INSTRUCTION:
Leave out any picture and return the remaining listing below exactly as given.
-- start RECORDS FOR THE EXERCISE --
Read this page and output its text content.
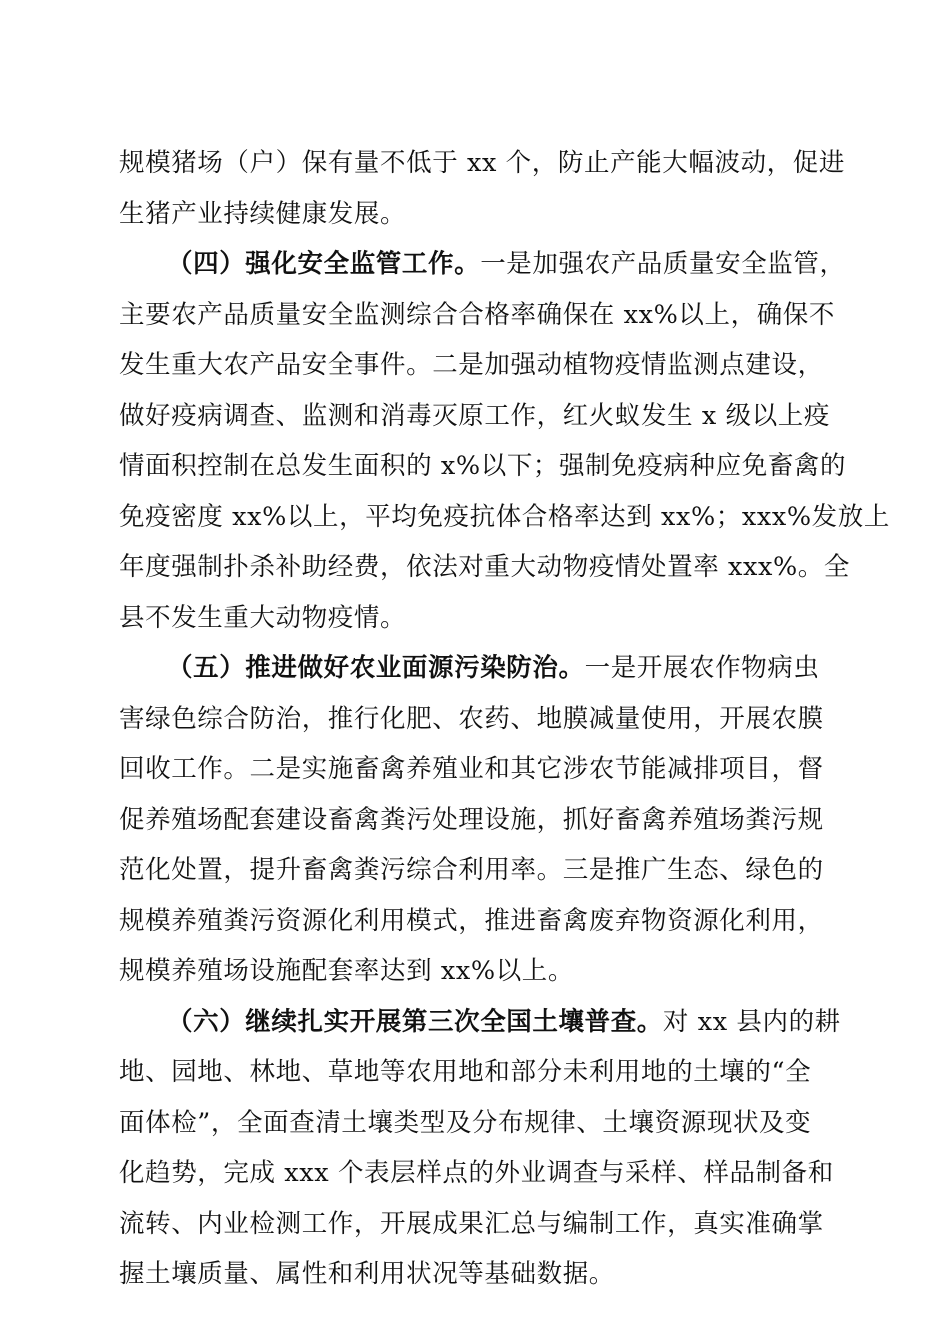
规模猪场（户）保有量不低于 xx 个，防止产能大幅波动，促进
生猪产业持续健康发展。
（四）强化安全监管工作。一是加强农产品质量安全监管，
主要农产品质量安全监测综合合格率确保在 xx%以上，确保不
发生重大农产品安全事件。二是加强动植物疫情监测点建设，
做好疫病调查、监测和消毒灭原工作，红火蚁发生 x 级以上疫
情面积控制在总发生面积的 x%以下；强制免疫病种应免畜禽的
免疫密度 xx%以上，平均免疫抗体合格率达到 xx%；xxx%发放上
年度强制扑杀补助经费，依法对重大动物疫情处置率 xxx%。全
县不发生重大动物疫情。
（五）推进做好农业面源污染防治。一是开展农作物病虫
害绿色综合防治，推行化肥、农药、地膜减量使用，开展农膜
回收工作。二是实施畜禽养殖业和其它涉农节能减排项目，督
促养殖场配套建设畜禽粪污处理设施，抓好畜禽养殖场粪污规
范化处置，提升畜禽粪污综合利用率。三是推广生态、绿色的
规模养殖粪污资源化利用模式，推进畜禽废弃物资源化利用，
规模养殖场设施配套率达到 xx%以上。
（六）继续扎实开展第三次全国土壤普查。对 xx 县内的耕
地、园地、林地、草地等农用地和部分未利用地的土壤的“全
面体检”，全面查清土壤类型及分布规律、土壤资源现状及变
化趋势，完成 xxx 个表层样点的外业调查与采样、样品制备和
流转、内业检测工作，开展成果汇总与编制工作，真实准确掌
握土壤质量、属性和利用状况等基础数据。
-- end RECORDS FOR THE EXERCISE --
SOLUTION:
Read this page and output its text content.
规模猪场（户）保有量不低于 xx 个，防止产能大幅波动，促进
生猪产业持续健康发展。
（四）强化安全监管工作。一是加强农产品质量安全监管，
主要农产品质量安全监测综合合格率确保在 xx%以上，确保不
发生重大农产品安全事件。二是加强动植物疫情监测点建设，
做好疫病调查、监测和消毒灭原工作，红火蚁发生 x 级以上疫
情面积控制在总发生面积的 x%以下；强制免疫病种应免畜禽的
免疫密度 xx%以上，平均免疫抗体合格率达到 xx%；xxx%发放上
年度强制扑杀补助经费，依法对重大动物疫情处置率 xxx%。全
县不发生重大动物疫情。
（五）推进做好农业面源污染防治。一是开展农作物病虫
害绿色综合防治，推行化肥、农药、地膜减量使用，开展农膜
回收工作。二是实施畜禽养殖业和其它涉农节能减排项目，督
促养殖场配套建设畜禽粪污处理设施，抓好畜禽养殖场粪污规
范化处置，提升畜禽粪污综合利用率。三是推广生态、绿色的
规模养殖粪污资源化利用模式，推进畜禽废弃物资源化利用，
规模养殖场设施配套率达到 xx%以上。
（六）继续扎实开展第三次全国土壤普查。对 xx 县内的耕
地、园地、林地、草地等农用地和部分未利用地的土壤的“全
面体检”，全面查清土壤类型及分布规律、土壤资源现状及变
化趋势，完成 xxx 个表层样点的外业调查与采样、样品制备和
流转、内业检测工作，开展成果汇总与编制工作，真实准确掌
握土壤质量、属性和利用状况等基础数据。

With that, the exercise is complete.